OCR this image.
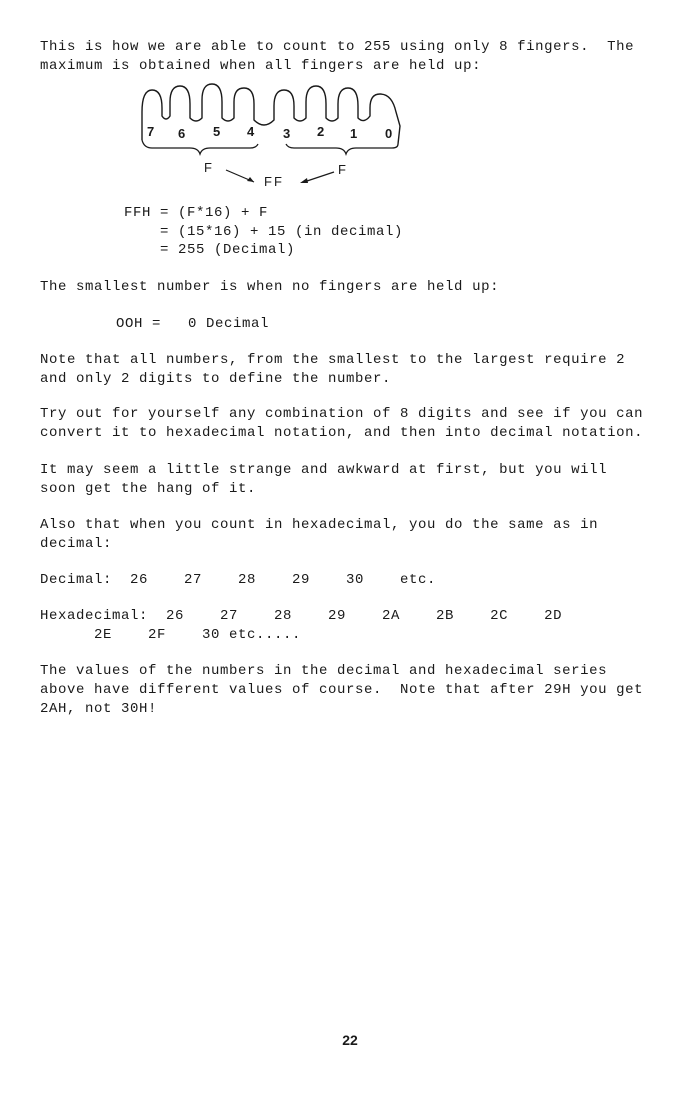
This is how we are able to count to 255 using only 8 fingers.  The
maximum is obtained when all fingers are held up:
7 6 5 4 3 2 1 0
F	F
FF
FFH = (F*16) + F
= (15*16) + 15 (in decimal)
= 255 (Decimal)
The smallest number is when no fingers are held up:
OOH =   0 Decimal
Note that all numbers, from the smallest to the largest require 2
and only 2 digits to define the number.
Try out for yourself any combination of 8 digits and see if you can
convert it to hexadecimal notation, and then into decimal notation.
It may seem a little strange and awkward at first, but you will
soon get the hang of it.
Also that when you count in hexadecimal, you do the same as in
decimal:
Decimal:  26    27    28    29    30    etc.
Hexadecimal:  26    27    28    29    2A    2B    2C    2D
2E    2F    30 etc.....
The values of the numbers in the decimal and hexadecimal series
above have different values of course.  Note that after 29H you get
2AH, not 30H!
22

● ● ● ● ●

■ Task directions ■
Without including any pictures, print all of the material exactly as given.

■ Full answer ■
OCR this image.
This is how we are able to count to 255 using only 8 fingers.  The
maximum is obtained when all fingers are held up:
7 6 5 4 3 2 1 0
F	F
FF
FFH = (F*16) + F
= (15*16) + 15 (in decimal)
= 255 (Decimal)
The smallest number is when no fingers are held up:
OOH =   0 Decimal
Note that all numbers, from the smallest to the largest require 2
and only 2 digits to define the number.
Try out for yourself any combination of 8 digits and see if you can
convert it to hexadecimal notation, and then into decimal notation.
It may seem a little strange and awkward at first, but you will
soon get the hang of it.
Also that when you count in hexadecimal, you do the same as in
decimal:
Decimal:  26    27    28    29    30    etc.
Hexadecimal:  26    27    28    29    2A    2B    2C    2D
2E    2F    30 etc.....
The values of the numbers in the decimal and hexadecimal series
above have different values of course.  Note that after 29H you get
2AH, not 30H!
22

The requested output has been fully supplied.